» What the task requires: Select every line below containing the word "text".

» Given entries:
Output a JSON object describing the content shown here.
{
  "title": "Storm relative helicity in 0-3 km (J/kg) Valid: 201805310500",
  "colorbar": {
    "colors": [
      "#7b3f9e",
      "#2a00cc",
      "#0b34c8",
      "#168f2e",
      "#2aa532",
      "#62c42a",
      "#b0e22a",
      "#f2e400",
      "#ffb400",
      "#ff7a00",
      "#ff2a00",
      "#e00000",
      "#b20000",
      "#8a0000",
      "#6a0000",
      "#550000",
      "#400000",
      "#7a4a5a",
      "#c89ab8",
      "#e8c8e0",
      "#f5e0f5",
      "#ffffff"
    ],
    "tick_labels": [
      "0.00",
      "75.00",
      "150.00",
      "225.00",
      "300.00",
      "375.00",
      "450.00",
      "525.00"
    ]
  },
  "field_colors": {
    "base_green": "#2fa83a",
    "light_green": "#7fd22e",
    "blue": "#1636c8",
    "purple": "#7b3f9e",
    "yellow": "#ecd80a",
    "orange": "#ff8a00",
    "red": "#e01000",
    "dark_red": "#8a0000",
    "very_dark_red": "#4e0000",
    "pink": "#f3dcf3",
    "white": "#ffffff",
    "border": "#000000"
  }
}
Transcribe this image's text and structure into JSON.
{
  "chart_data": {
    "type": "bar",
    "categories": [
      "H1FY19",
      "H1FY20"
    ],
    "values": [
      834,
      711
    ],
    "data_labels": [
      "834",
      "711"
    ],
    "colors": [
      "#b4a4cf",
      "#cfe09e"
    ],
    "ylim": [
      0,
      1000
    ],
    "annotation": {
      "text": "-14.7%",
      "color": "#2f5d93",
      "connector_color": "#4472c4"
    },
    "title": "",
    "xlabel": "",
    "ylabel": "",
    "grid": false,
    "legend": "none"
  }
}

» Solution to this task:
Transcribe this image's text and structure into JSON.
      "text": "-14.7%",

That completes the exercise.